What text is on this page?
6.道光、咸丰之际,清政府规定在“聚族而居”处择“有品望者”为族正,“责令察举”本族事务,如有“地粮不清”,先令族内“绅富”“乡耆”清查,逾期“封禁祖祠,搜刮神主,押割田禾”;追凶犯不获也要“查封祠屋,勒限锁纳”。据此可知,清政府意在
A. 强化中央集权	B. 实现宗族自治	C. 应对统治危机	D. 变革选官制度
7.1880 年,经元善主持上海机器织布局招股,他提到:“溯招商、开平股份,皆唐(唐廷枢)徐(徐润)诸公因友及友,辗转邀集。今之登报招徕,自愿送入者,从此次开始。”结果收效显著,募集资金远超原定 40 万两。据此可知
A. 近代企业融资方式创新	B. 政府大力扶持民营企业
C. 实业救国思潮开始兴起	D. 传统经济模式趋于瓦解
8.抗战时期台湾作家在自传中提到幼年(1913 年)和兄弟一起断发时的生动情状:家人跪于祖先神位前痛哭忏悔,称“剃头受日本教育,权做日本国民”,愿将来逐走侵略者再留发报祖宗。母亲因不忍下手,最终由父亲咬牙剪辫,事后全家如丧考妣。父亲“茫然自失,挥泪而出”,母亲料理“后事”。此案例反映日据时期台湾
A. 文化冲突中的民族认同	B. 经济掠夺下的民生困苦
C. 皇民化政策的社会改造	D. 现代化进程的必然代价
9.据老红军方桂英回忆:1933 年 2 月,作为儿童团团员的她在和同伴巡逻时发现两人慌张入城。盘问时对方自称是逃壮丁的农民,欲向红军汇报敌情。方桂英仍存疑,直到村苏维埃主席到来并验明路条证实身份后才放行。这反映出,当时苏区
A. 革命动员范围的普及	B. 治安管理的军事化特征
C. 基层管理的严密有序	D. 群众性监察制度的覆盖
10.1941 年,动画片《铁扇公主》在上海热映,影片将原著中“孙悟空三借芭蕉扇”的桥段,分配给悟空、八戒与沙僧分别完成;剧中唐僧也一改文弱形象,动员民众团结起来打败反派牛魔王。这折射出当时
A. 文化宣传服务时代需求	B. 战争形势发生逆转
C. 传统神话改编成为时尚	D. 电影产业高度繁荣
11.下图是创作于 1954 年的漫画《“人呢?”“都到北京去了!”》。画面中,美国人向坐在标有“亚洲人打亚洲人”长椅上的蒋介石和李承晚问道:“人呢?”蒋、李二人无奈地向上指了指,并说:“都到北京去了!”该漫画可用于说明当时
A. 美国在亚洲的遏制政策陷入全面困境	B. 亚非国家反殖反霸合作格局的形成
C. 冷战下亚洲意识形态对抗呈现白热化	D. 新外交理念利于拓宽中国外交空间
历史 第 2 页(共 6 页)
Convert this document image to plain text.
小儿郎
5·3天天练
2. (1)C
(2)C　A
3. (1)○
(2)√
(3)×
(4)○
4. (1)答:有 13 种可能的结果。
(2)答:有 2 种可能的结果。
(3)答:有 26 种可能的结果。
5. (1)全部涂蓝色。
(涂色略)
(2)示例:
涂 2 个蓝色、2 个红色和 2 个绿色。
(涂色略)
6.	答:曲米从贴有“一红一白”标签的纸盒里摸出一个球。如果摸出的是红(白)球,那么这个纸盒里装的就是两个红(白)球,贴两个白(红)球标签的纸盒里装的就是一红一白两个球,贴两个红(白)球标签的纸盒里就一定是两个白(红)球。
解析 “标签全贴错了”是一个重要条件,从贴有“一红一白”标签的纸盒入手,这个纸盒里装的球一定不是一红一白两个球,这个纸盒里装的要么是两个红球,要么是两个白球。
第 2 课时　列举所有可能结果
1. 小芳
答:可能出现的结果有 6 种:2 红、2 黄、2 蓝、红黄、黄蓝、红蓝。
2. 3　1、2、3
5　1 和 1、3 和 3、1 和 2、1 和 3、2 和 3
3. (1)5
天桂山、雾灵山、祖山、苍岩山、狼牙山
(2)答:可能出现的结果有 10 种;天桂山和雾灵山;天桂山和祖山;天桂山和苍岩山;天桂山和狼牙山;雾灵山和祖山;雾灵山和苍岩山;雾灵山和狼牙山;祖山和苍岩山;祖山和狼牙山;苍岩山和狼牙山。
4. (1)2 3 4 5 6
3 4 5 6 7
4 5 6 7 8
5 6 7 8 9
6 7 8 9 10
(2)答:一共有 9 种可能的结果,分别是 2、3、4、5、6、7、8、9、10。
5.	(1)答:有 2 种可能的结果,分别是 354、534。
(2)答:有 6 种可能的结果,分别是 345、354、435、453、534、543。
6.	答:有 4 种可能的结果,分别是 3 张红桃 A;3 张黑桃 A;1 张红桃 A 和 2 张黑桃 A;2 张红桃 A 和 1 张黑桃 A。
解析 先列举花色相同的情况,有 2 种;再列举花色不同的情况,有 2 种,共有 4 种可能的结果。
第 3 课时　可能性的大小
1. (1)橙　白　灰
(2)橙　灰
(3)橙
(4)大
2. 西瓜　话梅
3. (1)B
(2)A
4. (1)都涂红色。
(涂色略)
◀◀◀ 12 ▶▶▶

TO DO: Gather up, from the records above, each line where the word "一红一白" appears.

SOLUTION:
6.	答:曲米从贴有“一红一白”标签的纸盒里摸出一个球。如果摸出的是红(白)球,那么这个纸盒里装的就是两个红(白)球,贴两个白(红)球标签的纸盒里装的就是一红一白两个球,贴两个红(白)球标签的纸盒里就一定是两个白(红)球。
解析 “标签全贴错了”是一个重要条件,从贴有“一红一白”标签的纸盒入手,这个纸盒里装的球一定不是一红一白两个球,这个纸盒里装的要么是两个红球,要么是两个白球。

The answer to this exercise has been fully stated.